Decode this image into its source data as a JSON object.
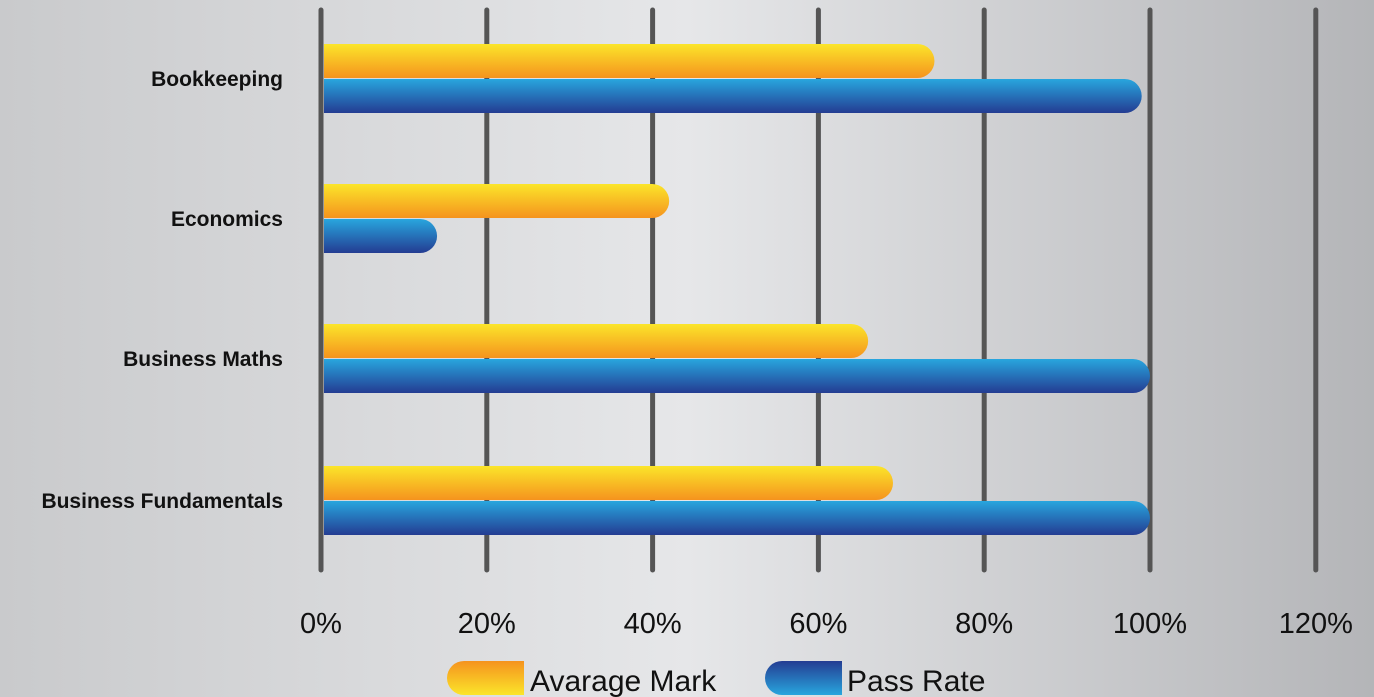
{
  "chart_data": {
    "type": "bar",
    "orientation": "horizontal",
    "categories": [
      "Bookkeeping",
      "Economics",
      "Business Maths",
      "Business Fundamentals"
    ],
    "series": [
      {
        "name": "Avarage Mark",
        "values": [
          74,
          42,
          66,
          69
        ],
        "color": "#f7a21b"
      },
      {
        "name": "Pass Rate",
        "values": [
          99,
          14,
          100,
          100
        ],
        "color": "#1f5fb0"
      }
    ],
    "xlim": [
      0,
      120
    ],
    "xticks": [
      0,
      20,
      40,
      60,
      80,
      100,
      120
    ],
    "xtick_labels": [
      "0%",
      "20%",
      "40%",
      "60%",
      "80%",
      "100%",
      "120%"
    ],
    "grid": "vertical",
    "legend": "bottom-center",
    "title": "",
    "xlabel": "",
    "ylabel": ""
  }
}
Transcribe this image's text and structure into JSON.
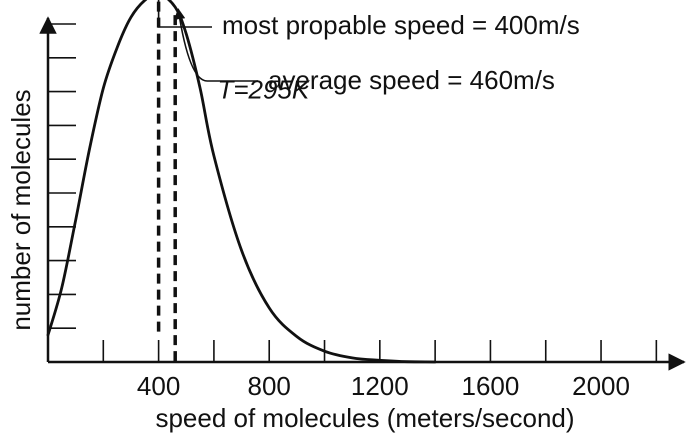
{
  "chart_data": {
    "type": "line",
    "title": "",
    "xlabel": "speed of molecules (meters/second)",
    "ylabel": "number of molecules",
    "xlim": [
      0,
      2300
    ],
    "ylim": [
      0,
      10
    ],
    "x_tick_labels": [
      "400",
      "800",
      "1200",
      "1600",
      "2000"
    ],
    "x_tick_values": [
      200,
      400,
      600,
      800,
      1000,
      1200,
      1400,
      1600,
      1800,
      2000,
      2200
    ],
    "y_tick_values": [
      1,
      2,
      3,
      4,
      5,
      6,
      7,
      8,
      9,
      10,
      11
    ],
    "series": [
      {
        "x": [
          0,
          50,
          100,
          150,
          200,
          250,
          300,
          350,
          400,
          460,
          500,
          550,
          600,
          700,
          800,
          900,
          1000,
          1100,
          1200,
          1300,
          1400
        ],
        "y": [
          0.8,
          2.2,
          4.2,
          6.3,
          8.1,
          9.3,
          10.2,
          10.7,
          10.9,
          10.5,
          9.7,
          8.1,
          6.1,
          3.3,
          1.6,
          0.75,
          0.32,
          0.12,
          0.05,
          0.01,
          0
        ]
      }
    ],
    "annotations": [
      {
        "text": "most propable speed = 400m/s",
        "x": 400,
        "y": 10.9
      },
      {
        "text": "average speed = 460m/s",
        "x": 460,
        "y": 10.5
      },
      {
        "text": "T=295K",
        "x": 620,
        "y": 7.8
      }
    ],
    "grid": false,
    "legend": "none"
  }
}
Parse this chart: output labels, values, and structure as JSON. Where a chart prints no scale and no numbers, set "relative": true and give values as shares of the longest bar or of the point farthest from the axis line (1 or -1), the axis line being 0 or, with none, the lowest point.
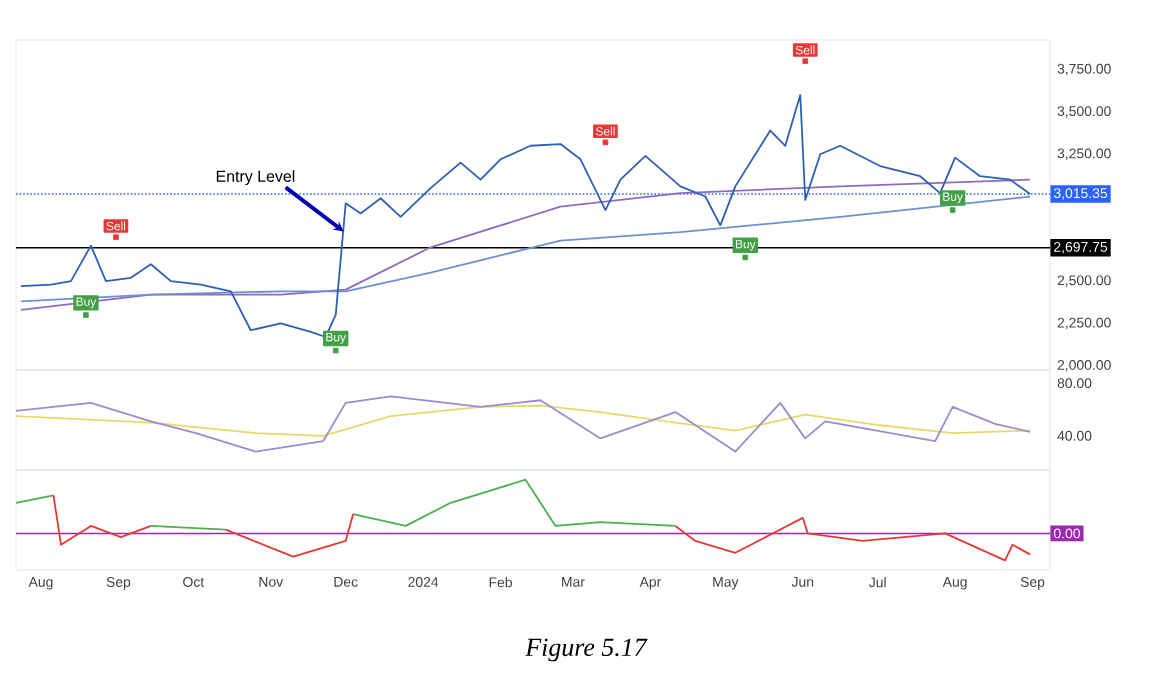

══════════════════════════════

▶ _Aim_:
Repeat the listing in full and exactly. Do not include any images.

▶ _Answer to the exercise_:
Decode this image into its source data as a JSON object.
{
  "chart_data": {
    "type": "bar",
    "orientation": "horizontal",
    "categories": [
      "Bookkeeping",
      "Economics",
      "Business Maths",
      "Business Fundamentals"
    ],
    "series": [
      {
        "name": "Avarage Mark",
        "values": [
          74,
          42,
          66,
          69
        ],
        "color": "#f7a21b"
      },
      {
        "name": "Pass Rate",
        "values": [
          99,
          14,
          100,
          100
        ],
        "color": "#1f5fb0"
      }
    ],
    "xlim": [
      0,
      120
    ],
    "xticks": [
      0,
      20,
      40,
      60,
      80,
      100,
      120
    ],
    "xtick_labels": [
      "0%",
      "20%",
      "40%",
      "60%",
      "80%",
      "100%",
      "120%"
    ],
    "grid": "vertical",
    "legend": "bottom-center",
    "title": "",
    "xlabel": "",
    "ylabel": ""
  }
}
Transcribe this image's text and structure into JSON.
{
  "chart_data": {
    "type": "line",
    "title": "",
    "xlabel": "speed of molecules (meters/second)",
    "ylabel": "number of molecules",
    "xlim": [
      0,
      2300
    ],
    "ylim": [
      0,
      10
    ],
    "x_tick_labels": [
      "400",
      "800",
      "1200",
      "1600",
      "2000"
    ],
    "x_tick_values": [
      200,
      400,
      600,
      800,
      1000,
      1200,
      1400,
      1600,
      1800,
      2000,
      2200
    ],
    "y_tick_values": [
      1,
      2,
      3,
      4,
      5,
      6,
      7,
      8,
      9,
      10,
      11
    ],
    "series": [
      {
        "x": [
          0,
          50,
          100,
          150,
          200,
          250,
          300,
          350,
          400,
          460,
          500,
          550,
          600,
          700,
          800,
          900,
          1000,
          1100,
          1200,
          1300,
          1400
        ],
        "y": [
          0.8,
          2.2,
          4.2,
          6.3,
          8.1,
          9.3,
          10.2,
          10.7,
          10.9,
          10.5,
          9.7,
          8.1,
          6.1,
          3.3,
          1.6,
          0.75,
          0.32,
          0.12,
          0.05,
          0.01,
          0
        ]
      }
    ],
    "annotations": [
      {
        "text": "most propable speed = 400m/s",
        "x": 400,
        "y": 10.9
      },
      {
        "text": "average speed = 460m/s",
        "x": 460,
        "y": 10.5
      },
      {
        "text": "T=295K",
        "x": 620,
        "y": 7.8
      }
    ],
    "grid": false,
    "legend": "none"
  }
}
Parse this chart: output labels, values, and structure as JSON. Where a chart prints no scale and no numbers, set "relative": true and give values as shares of the longest bar or of the point farthest from the axis line (1 or -1), the axis line being 0 or, with none, the lowest point.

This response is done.